PROBLEM
Transcribe all of the records word for word, but omit the pictures.

MATERIAL TO PROCESS

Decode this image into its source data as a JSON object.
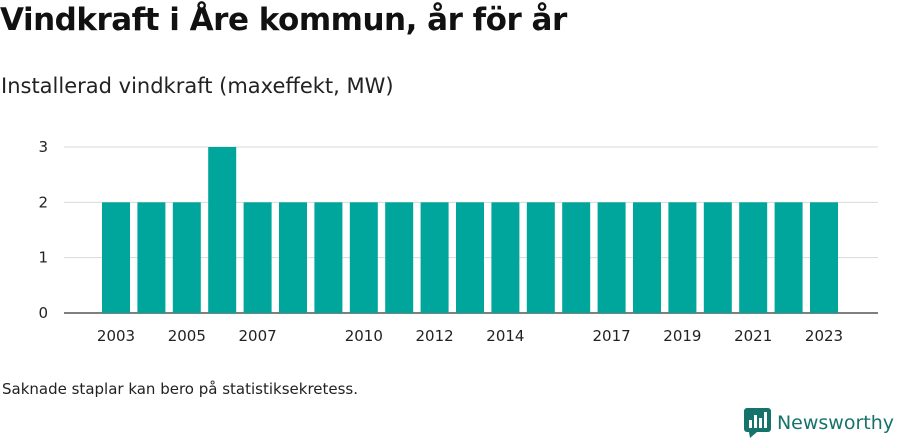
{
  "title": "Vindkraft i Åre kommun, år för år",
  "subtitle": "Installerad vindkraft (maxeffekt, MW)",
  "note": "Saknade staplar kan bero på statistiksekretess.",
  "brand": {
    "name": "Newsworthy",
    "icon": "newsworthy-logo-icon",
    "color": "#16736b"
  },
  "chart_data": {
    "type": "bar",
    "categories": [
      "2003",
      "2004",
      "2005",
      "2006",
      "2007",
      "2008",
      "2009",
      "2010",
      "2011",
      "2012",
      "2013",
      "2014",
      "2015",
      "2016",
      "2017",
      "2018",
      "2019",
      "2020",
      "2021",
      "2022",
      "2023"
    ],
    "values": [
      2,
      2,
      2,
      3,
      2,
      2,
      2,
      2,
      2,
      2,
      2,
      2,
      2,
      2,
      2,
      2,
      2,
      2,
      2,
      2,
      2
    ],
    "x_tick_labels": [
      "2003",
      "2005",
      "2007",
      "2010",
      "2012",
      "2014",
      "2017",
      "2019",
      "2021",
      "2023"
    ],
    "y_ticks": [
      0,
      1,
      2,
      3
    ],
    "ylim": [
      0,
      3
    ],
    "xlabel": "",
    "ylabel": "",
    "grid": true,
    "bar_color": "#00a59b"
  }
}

TASK OUTPUT
Decode this image into its source data as a JSON object.
{
  "title": "Vindkraft i Åre kommun, år för år",
  "subtitle": "Installerad vindkraft (maxeffekt, MW)",
  "note": "Saknade staplar kan bero på statistiksekretess.",
  "brand": {
    "name": "Newsworthy",
    "icon": "newsworthy-logo-icon",
    "color": "#16736b"
  },
  "chart_data": {
    "type": "bar",
    "categories": [
      "2003",
      "2004",
      "2005",
      "2006",
      "2007",
      "2008",
      "2009",
      "2010",
      "2011",
      "2012",
      "2013",
      "2014",
      "2015",
      "2016",
      "2017",
      "2018",
      "2019",
      "2020",
      "2021",
      "2022",
      "2023"
    ],
    "values": [
      2,
      2,
      2,
      3,
      2,
      2,
      2,
      2,
      2,
      2,
      2,
      2,
      2,
      2,
      2,
      2,
      2,
      2,
      2,
      2,
      2
    ],
    "x_tick_labels": [
      "2003",
      "2005",
      "2007",
      "2010",
      "2012",
      "2014",
      "2017",
      "2019",
      "2021",
      "2023"
    ],
    "y_ticks": [
      0,
      1,
      2,
      3
    ],
    "ylim": [
      0,
      3
    ],
    "xlabel": "",
    "ylabel": "",
    "grid": true,
    "bar_color": "#00a59b"
  }
}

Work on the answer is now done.